━━ Extracted records
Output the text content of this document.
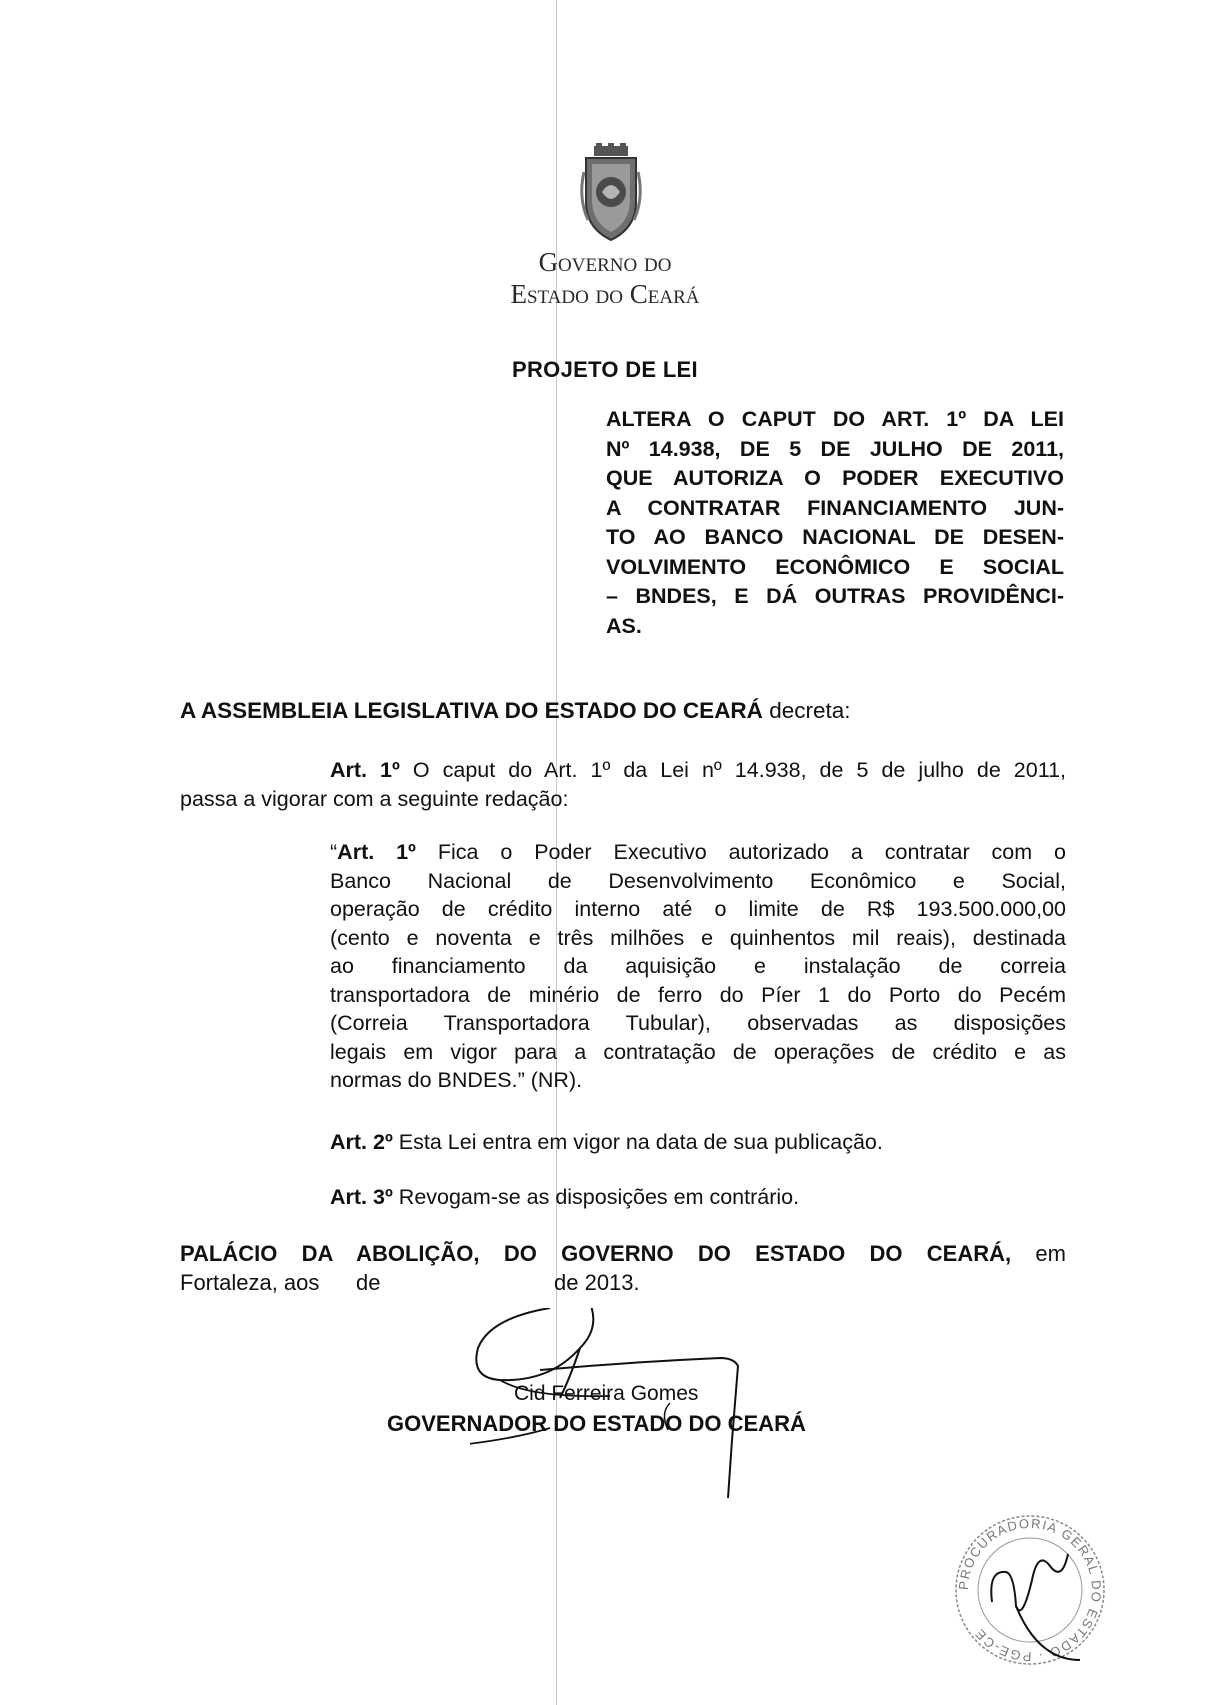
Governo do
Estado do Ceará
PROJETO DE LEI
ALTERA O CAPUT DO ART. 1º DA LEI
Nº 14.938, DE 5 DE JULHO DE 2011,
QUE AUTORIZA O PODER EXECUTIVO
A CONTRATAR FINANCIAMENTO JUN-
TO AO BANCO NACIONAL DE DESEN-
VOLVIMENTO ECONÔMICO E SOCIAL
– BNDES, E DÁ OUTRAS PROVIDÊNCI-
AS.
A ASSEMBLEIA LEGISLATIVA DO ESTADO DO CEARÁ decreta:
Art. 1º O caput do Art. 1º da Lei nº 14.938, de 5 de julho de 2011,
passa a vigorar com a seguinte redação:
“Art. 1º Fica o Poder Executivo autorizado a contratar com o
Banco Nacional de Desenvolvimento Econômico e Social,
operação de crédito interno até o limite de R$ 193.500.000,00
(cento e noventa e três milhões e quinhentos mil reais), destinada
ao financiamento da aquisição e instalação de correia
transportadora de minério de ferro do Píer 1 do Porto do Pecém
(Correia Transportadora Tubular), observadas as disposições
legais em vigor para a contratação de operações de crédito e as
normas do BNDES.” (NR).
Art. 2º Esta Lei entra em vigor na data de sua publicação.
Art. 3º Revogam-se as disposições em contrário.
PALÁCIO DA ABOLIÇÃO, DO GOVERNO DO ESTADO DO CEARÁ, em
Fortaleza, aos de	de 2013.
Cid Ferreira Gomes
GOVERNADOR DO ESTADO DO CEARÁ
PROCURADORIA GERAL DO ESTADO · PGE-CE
━━━━
━━ Extracted records
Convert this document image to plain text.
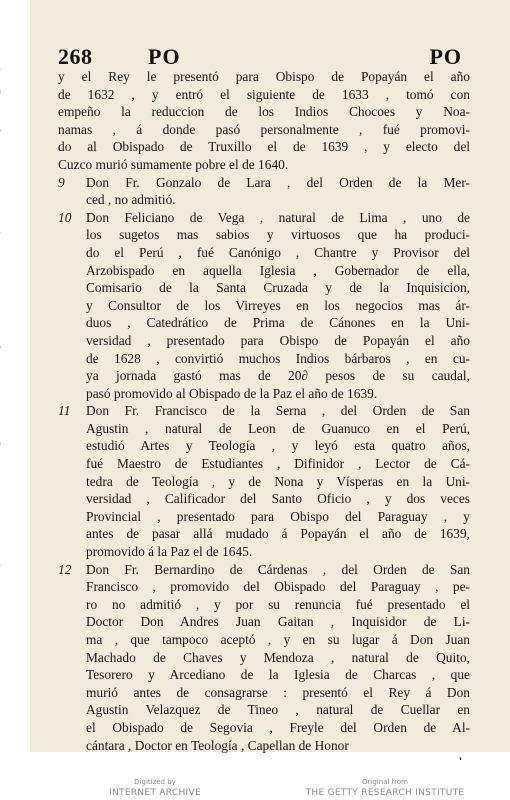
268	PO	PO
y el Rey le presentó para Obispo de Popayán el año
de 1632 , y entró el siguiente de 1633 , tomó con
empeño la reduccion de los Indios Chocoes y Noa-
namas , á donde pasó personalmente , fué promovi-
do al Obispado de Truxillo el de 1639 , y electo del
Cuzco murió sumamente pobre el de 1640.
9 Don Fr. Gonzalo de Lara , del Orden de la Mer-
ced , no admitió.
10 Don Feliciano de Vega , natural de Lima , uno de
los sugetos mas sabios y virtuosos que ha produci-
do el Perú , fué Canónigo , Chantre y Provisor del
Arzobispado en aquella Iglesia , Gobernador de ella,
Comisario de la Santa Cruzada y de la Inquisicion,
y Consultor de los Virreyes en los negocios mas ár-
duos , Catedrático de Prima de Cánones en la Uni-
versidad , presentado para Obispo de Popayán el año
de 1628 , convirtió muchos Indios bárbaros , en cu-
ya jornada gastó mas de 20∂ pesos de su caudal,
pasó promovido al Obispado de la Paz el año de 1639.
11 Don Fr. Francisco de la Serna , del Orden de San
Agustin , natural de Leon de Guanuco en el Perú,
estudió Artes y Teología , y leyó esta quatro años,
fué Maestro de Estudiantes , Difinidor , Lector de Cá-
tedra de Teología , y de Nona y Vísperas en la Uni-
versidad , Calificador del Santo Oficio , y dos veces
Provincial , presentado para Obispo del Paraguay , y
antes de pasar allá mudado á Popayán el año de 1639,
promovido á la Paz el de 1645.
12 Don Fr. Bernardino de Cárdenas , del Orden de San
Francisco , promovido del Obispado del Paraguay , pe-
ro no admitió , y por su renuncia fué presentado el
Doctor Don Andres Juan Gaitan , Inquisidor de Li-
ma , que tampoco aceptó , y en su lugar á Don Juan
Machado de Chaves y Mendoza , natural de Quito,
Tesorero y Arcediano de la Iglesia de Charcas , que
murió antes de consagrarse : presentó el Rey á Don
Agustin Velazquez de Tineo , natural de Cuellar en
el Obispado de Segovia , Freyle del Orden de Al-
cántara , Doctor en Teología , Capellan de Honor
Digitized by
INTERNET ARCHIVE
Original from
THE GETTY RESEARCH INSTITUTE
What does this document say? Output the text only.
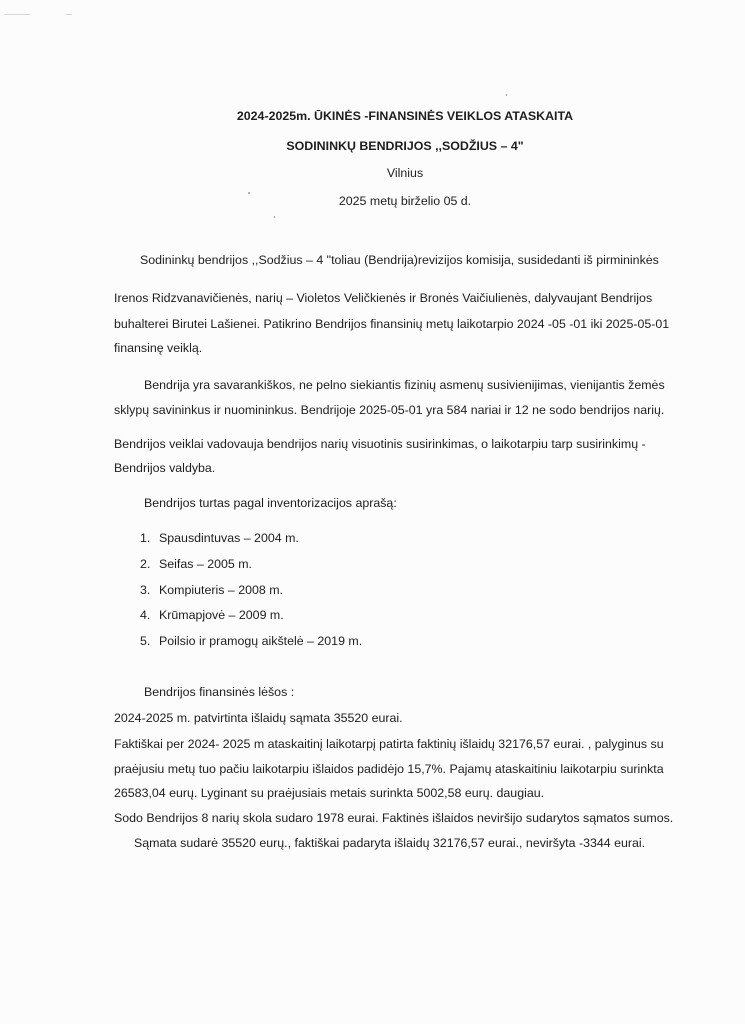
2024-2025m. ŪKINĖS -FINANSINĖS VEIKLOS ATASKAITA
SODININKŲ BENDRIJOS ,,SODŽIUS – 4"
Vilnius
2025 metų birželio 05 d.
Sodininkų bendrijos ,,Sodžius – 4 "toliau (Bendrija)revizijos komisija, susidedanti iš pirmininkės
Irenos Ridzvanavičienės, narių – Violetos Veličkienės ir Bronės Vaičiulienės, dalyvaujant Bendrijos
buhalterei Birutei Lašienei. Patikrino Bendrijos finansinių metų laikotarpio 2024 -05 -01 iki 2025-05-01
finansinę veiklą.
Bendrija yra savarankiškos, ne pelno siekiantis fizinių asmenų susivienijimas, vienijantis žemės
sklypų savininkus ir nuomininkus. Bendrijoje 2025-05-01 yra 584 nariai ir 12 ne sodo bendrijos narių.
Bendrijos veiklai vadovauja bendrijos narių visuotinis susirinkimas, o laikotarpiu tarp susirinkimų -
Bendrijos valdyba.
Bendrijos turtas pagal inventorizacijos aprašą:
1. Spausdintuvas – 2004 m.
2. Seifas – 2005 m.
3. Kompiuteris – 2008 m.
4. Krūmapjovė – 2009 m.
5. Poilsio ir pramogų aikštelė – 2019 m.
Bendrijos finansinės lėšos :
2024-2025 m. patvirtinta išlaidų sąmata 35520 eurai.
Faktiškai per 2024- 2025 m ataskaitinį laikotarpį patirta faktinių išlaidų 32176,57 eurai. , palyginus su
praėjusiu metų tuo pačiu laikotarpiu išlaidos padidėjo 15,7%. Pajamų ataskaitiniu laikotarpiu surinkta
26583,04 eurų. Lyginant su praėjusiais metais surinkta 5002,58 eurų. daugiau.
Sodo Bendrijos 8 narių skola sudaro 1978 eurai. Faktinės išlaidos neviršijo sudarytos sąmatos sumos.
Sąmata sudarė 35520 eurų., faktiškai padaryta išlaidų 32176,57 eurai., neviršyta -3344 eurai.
━━━━
━━ Extracted records
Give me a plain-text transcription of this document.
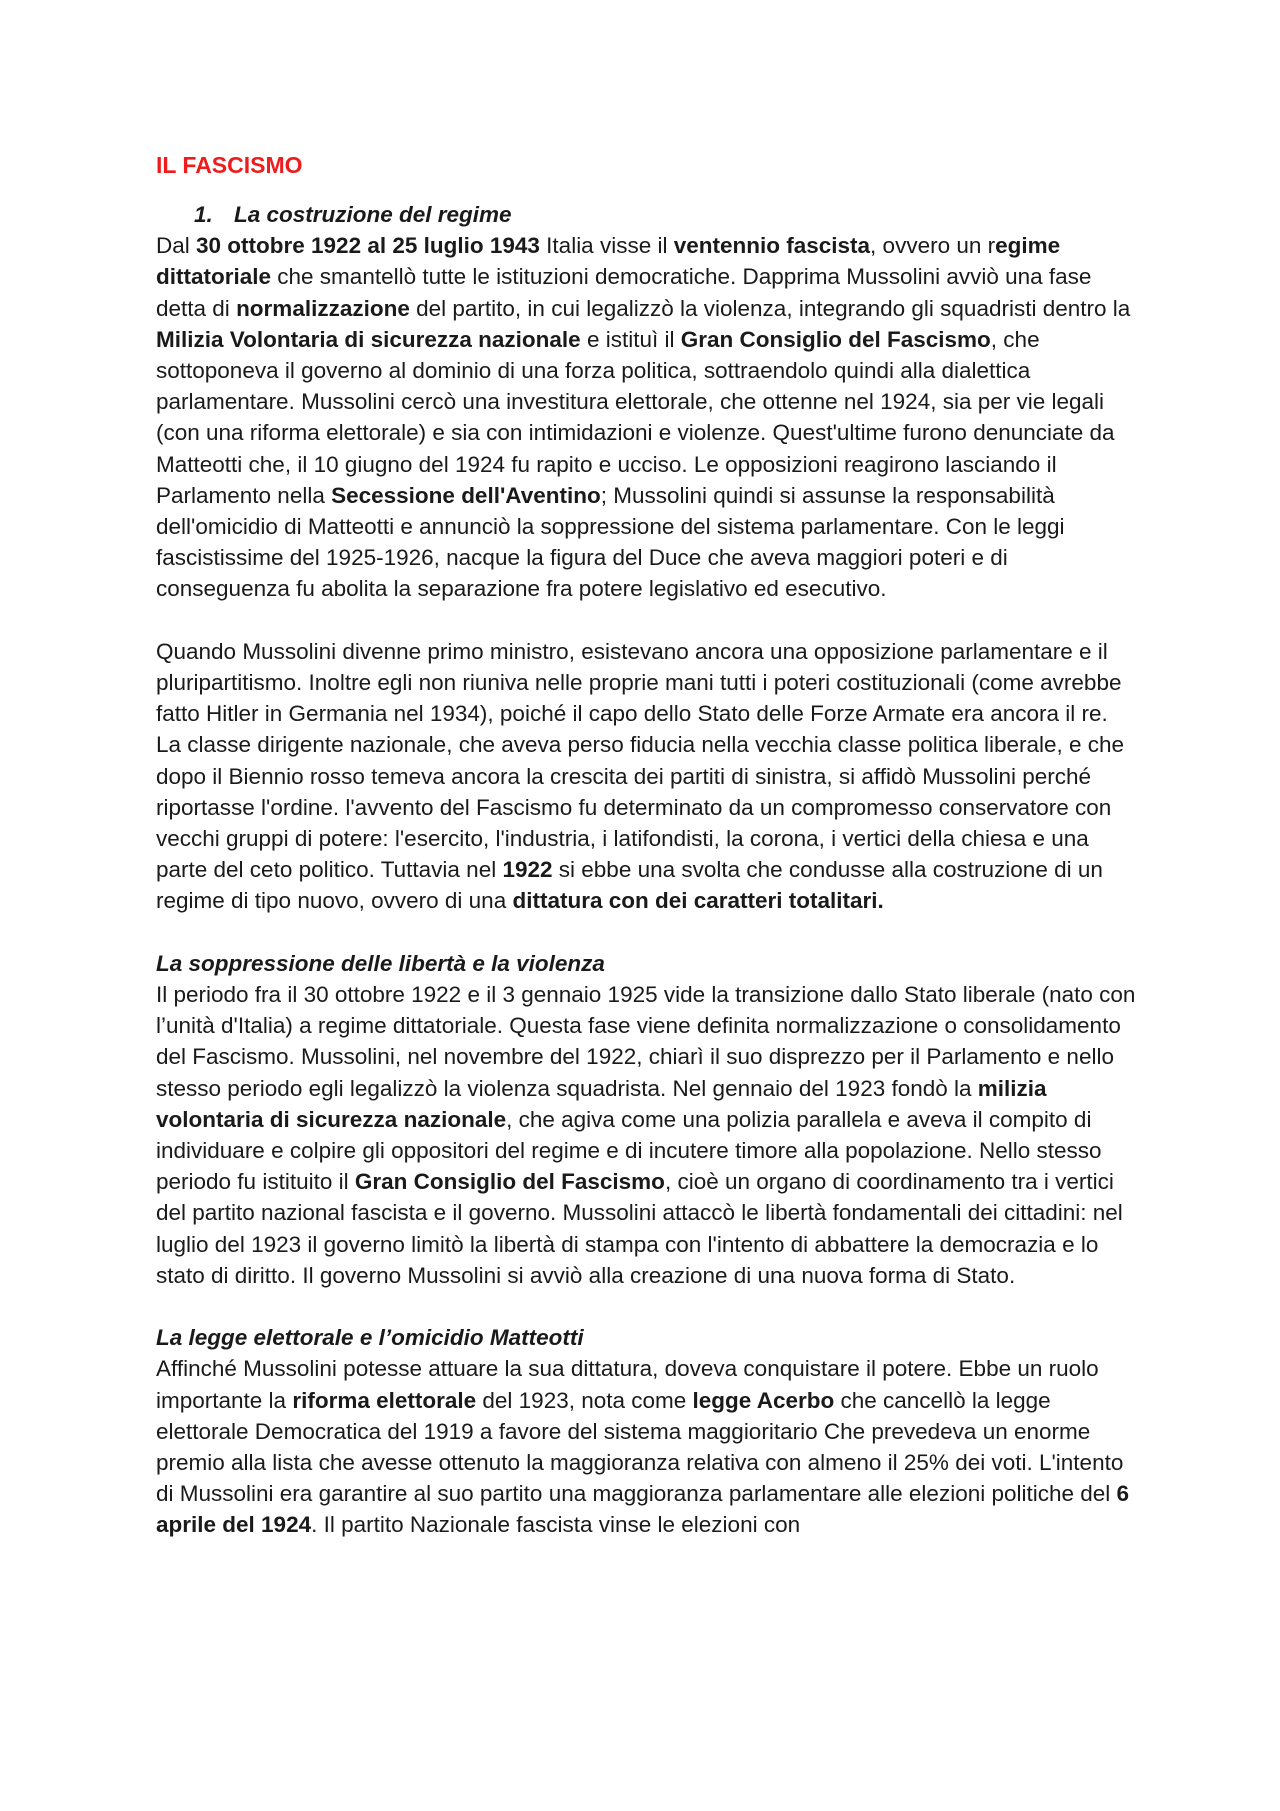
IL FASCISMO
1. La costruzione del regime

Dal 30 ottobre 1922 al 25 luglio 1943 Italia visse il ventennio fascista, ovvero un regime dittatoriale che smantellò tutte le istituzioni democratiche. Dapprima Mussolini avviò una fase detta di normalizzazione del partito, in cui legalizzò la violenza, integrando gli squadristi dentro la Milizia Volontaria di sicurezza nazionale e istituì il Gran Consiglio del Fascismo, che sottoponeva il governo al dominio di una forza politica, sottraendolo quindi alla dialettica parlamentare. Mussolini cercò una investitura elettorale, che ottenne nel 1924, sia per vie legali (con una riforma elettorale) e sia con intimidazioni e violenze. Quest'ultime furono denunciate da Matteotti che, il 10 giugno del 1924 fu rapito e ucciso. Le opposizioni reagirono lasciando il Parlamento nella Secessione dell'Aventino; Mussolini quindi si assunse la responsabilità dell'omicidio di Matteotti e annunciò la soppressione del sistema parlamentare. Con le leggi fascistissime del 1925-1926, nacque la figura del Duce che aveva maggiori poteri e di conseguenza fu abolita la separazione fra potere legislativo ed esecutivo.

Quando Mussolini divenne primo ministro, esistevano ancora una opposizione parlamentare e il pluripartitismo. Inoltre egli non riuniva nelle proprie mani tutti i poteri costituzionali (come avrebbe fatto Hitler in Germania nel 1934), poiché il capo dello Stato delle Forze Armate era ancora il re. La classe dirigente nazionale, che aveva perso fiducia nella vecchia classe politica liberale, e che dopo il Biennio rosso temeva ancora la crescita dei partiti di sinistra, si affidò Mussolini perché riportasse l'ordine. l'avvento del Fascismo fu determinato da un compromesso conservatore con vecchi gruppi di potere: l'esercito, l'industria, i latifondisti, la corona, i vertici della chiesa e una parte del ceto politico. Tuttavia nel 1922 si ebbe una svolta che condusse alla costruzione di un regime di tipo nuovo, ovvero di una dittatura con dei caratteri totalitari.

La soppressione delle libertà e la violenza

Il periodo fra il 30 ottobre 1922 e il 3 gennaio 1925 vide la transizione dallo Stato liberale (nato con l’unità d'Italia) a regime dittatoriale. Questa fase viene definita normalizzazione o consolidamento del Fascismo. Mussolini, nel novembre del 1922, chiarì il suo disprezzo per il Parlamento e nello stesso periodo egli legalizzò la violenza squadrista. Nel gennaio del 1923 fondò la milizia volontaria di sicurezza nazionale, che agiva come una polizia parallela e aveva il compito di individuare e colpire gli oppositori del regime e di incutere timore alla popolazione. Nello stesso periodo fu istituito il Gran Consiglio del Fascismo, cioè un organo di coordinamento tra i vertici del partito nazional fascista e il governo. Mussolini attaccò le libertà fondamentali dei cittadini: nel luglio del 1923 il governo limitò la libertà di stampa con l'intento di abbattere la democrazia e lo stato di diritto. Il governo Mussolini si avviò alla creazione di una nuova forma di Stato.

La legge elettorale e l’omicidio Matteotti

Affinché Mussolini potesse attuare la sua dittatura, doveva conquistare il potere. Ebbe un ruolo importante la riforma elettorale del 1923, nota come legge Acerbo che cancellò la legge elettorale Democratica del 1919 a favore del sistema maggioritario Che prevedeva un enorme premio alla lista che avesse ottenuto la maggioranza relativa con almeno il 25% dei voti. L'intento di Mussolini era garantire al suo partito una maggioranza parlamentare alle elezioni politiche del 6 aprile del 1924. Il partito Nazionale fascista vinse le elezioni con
━━━━
Written instruction
Within the listing above, copy each line that has the string "eurai".

Exercise result
2024-2025 m. patvirtinta išlaidų sąmata 35520 eurai.
Faktiškai per 2024- 2025 m ataskaitinį laikotarpį patirta faktinių išlaidų 32176,57 eurai. , palyginus su
Sodo Bendrijos 8 narių skola sudaro 1978 eurai. Faktinės išlaidos neviršijo sudarytos sąmatos sumos.
Sąmata sudarė 35520 eurų., faktiškai padaryta išlaidų 32176,57 eurai., neviršyta -3344 eurai.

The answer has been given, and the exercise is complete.